What to work on:
Please edit the listing below by changing every "Entry" to "Sample" and reproduce all of its lines with nothing else altered.

★ ★ ★ ★ ★ ★ ★

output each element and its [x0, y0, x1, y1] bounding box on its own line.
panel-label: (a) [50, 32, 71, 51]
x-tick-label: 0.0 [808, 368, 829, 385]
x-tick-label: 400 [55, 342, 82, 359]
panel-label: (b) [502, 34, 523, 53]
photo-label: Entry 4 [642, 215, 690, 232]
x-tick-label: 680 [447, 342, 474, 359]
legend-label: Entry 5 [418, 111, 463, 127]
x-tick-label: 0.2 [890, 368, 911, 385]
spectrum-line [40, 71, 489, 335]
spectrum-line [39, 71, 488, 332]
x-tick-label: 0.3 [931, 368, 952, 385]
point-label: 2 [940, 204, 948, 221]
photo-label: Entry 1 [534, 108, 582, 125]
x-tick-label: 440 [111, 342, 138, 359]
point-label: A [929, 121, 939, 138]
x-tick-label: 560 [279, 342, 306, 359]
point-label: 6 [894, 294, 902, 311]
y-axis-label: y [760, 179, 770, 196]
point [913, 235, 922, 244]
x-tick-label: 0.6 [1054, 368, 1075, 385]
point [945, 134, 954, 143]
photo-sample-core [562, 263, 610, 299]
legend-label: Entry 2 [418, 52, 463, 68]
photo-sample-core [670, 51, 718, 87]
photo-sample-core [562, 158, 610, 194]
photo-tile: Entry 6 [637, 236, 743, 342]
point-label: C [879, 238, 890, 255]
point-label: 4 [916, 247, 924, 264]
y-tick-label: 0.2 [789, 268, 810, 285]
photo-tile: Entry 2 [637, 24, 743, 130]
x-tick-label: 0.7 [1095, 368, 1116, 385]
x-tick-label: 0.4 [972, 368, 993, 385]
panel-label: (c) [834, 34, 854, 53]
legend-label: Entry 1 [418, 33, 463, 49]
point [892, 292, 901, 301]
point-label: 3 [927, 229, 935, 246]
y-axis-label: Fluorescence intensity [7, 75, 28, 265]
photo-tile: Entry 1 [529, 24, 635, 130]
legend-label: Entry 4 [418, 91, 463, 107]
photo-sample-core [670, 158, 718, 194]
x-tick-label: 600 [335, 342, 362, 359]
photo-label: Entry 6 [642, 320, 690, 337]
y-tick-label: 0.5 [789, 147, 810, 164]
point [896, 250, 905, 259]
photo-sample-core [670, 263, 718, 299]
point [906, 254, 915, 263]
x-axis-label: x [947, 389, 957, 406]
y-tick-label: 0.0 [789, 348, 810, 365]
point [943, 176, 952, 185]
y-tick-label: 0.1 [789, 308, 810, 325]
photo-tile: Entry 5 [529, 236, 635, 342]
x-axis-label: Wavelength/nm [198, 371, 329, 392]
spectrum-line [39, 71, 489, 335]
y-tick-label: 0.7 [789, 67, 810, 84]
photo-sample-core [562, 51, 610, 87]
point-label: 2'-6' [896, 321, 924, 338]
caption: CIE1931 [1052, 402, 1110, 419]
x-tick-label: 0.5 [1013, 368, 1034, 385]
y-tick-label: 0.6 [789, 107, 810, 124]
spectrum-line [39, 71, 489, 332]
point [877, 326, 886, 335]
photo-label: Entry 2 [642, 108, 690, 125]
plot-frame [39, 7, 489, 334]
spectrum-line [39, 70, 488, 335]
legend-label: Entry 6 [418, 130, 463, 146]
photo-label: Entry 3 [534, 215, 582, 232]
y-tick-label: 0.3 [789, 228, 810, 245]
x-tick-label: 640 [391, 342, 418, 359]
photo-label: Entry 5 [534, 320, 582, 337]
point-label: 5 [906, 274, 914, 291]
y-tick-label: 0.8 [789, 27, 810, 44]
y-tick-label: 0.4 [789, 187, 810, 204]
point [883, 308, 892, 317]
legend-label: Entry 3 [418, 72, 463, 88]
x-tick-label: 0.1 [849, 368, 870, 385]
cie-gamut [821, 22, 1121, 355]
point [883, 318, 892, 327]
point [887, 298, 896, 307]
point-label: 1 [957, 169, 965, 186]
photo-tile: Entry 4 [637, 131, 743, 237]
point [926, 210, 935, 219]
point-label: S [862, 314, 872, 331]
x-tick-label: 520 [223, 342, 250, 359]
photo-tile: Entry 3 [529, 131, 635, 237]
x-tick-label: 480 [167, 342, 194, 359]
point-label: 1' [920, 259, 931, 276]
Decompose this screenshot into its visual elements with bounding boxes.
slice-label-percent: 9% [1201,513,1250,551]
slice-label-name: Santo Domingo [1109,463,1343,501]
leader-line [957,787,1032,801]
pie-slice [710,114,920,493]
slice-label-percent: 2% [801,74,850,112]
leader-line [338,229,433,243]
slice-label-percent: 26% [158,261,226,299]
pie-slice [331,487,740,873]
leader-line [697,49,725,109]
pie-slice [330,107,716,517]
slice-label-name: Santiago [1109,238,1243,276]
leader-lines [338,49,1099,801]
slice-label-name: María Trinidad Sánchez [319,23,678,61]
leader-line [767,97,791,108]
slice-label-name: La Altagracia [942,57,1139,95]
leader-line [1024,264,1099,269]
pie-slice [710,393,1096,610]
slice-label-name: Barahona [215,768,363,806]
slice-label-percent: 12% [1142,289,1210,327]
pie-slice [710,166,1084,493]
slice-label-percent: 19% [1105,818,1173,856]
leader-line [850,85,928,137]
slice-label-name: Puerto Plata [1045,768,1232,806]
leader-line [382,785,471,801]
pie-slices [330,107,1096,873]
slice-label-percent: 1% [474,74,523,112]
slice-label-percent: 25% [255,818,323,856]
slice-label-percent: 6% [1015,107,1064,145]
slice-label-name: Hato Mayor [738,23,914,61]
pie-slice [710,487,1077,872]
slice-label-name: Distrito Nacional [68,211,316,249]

★ ★ ★ ★ ★ ★ ★

Output for this exercise:
output each element and its [x0, y0, x1, y1] bounding box on its own line.
panel-label: (a) [50, 32, 71, 51]
x-tick-label: 0.0 [808, 368, 829, 385]
x-tick-label: 400 [55, 342, 82, 359]
panel-label: (b) [502, 34, 523, 53]
photo-label: Sample 4 [642, 215, 690, 232]
x-tick-label: 680 [447, 342, 474, 359]
legend-label: Sample 5 [418, 111, 463, 127]
x-tick-label: 0.2 [890, 368, 911, 385]
spectrum-line [40, 71, 489, 335]
spectrum-line [39, 71, 488, 332]
x-tick-label: 0.3 [931, 368, 952, 385]
point-label: 2 [940, 204, 948, 221]
photo-label: Sample 1 [534, 108, 582, 125]
x-tick-label: 440 [111, 342, 138, 359]
point-label: A [929, 121, 939, 138]
x-tick-label: 560 [279, 342, 306, 359]
point-label: 6 [894, 294, 902, 311]
y-axis-label: y [760, 179, 770, 196]
point [913, 235, 922, 244]
x-tick-label: 0.6 [1054, 368, 1075, 385]
point [945, 134, 954, 143]
photo-sample-core [562, 263, 610, 299]
legend-label: Sample 2 [418, 52, 463, 68]
photo-sample-core [670, 51, 718, 87]
photo-sample-core [562, 158, 610, 194]
photo-tile: Sample 6 [637, 236, 743, 342]
point-label: C [879, 238, 890, 255]
point-label: 4 [916, 247, 924, 264]
y-tick-label: 0.2 [789, 268, 810, 285]
photo-tile: Sample 2 [637, 24, 743, 130]
x-tick-label: 0.7 [1095, 368, 1116, 385]
x-tick-label: 0.4 [972, 368, 993, 385]
panel-label: (c) [834, 34, 854, 53]
legend-label: Sample 1 [418, 33, 463, 49]
point [892, 292, 901, 301]
point-label: 3 [927, 229, 935, 246]
y-axis-label: Fluorescence intensity [7, 75, 28, 265]
photo-tile: Sample 1 [529, 24, 635, 130]
legend-label: Sample 4 [418, 91, 463, 107]
photo-sample-core [670, 158, 718, 194]
x-tick-label: 600 [335, 342, 362, 359]
photo-label: Sample 6 [642, 320, 690, 337]
y-tick-label: 0.5 [789, 147, 810, 164]
point [896, 250, 905, 259]
photo-sample-core [670, 263, 718, 299]
point [906, 254, 915, 263]
x-axis-label: x [947, 389, 957, 406]
y-tick-label: 0.0 [789, 348, 810, 365]
point [943, 176, 952, 185]
y-tick-label: 0.1 [789, 308, 810, 325]
photo-tile: Sample 5 [529, 236, 635, 342]
x-axis-label: Wavelength/nm [198, 371, 329, 392]
spectrum-line [39, 71, 489, 335]
y-tick-label: 0.7 [789, 67, 810, 84]
photo-sample-core [562, 51, 610, 87]
point-label: 2'-6' [896, 321, 924, 338]
caption: CIE1931 [1052, 402, 1110, 419]
x-tick-label: 0.5 [1013, 368, 1034, 385]
y-tick-label: 0.6 [789, 107, 810, 124]
spectrum-line [39, 71, 489, 332]
point [877, 326, 886, 335]
photo-label: Sample 2 [642, 108, 690, 125]
plot-frame [39, 7, 489, 334]
spectrum-line [39, 70, 488, 335]
legend-label: Sample 6 [418, 130, 463, 146]
photo-label: Sample 3 [534, 215, 582, 232]
y-tick-label: 0.3 [789, 228, 810, 245]
x-tick-label: 640 [391, 342, 418, 359]
photo-label: Sample 5 [534, 320, 582, 337]
point-label: 5 [906, 274, 914, 291]
y-tick-label: 0.8 [789, 27, 810, 44]
y-tick-label: 0.4 [789, 187, 810, 204]
point [883, 308, 892, 317]
legend-label: Sample 3 [418, 72, 463, 88]
x-tick-label: 0.1 [849, 368, 870, 385]
cie-gamut [821, 22, 1121, 355]
point [883, 318, 892, 327]
point [887, 298, 896, 307]
point-label: 1 [957, 169, 965, 186]
photo-tile: Sample 4 [637, 131, 743, 237]
point [926, 210, 935, 219]
point-label: S [862, 314, 872, 331]
x-tick-label: 520 [223, 342, 250, 359]
photo-tile: Sample 3 [529, 131, 635, 237]
x-tick-label: 480 [167, 342, 194, 359]
point-label: 1' [920, 259, 931, 276]
Decompose this screenshot into its visual elements with bounding boxes.
slice-label-percent: 9% [1201,513,1250,551]
slice-label-name: Santo Domingo [1109,463,1343,501]
leader-line [957,787,1032,801]
pie-slice [710,114,920,493]
slice-label-percent: 2% [801,74,850,112]
leader-line [338,229,433,243]
slice-label-percent: 26% [158,261,226,299]
pie-slice [331,487,740,873]
leader-line [697,49,725,109]
pie-slice [330,107,716,517]
slice-label-name: Santiago [1109,238,1243,276]
leader-lines [338,49,1099,801]
slice-label-name: María Trinidad Sánchez [319,23,678,61]
leader-line [767,97,791,108]
slice-label-name: La Altagracia [942,57,1139,95]
leader-line [1024,264,1099,269]
pie-slice [710,393,1096,610]
slice-label-name: Barahona [215,768,363,806]
slice-label-percent: 12% [1142,289,1210,327]
pie-slice [710,166,1084,493]
slice-label-percent: 19% [1105,818,1173,856]
leader-line [850,85,928,137]
slice-label-name: Puerto Plata [1045,768,1232,806]
leader-line [382,785,471,801]
pie-slices [330,107,1096,873]
slice-label-percent: 1% [474,74,523,112]
slice-label-percent: 25% [255,818,323,856]
slice-label-percent: 6% [1015,107,1064,145]
slice-label-name: Hato Mayor [738,23,914,61]
pie-slice [710,487,1077,872]
slice-label-name: Distrito Nacional [68,211,316,249]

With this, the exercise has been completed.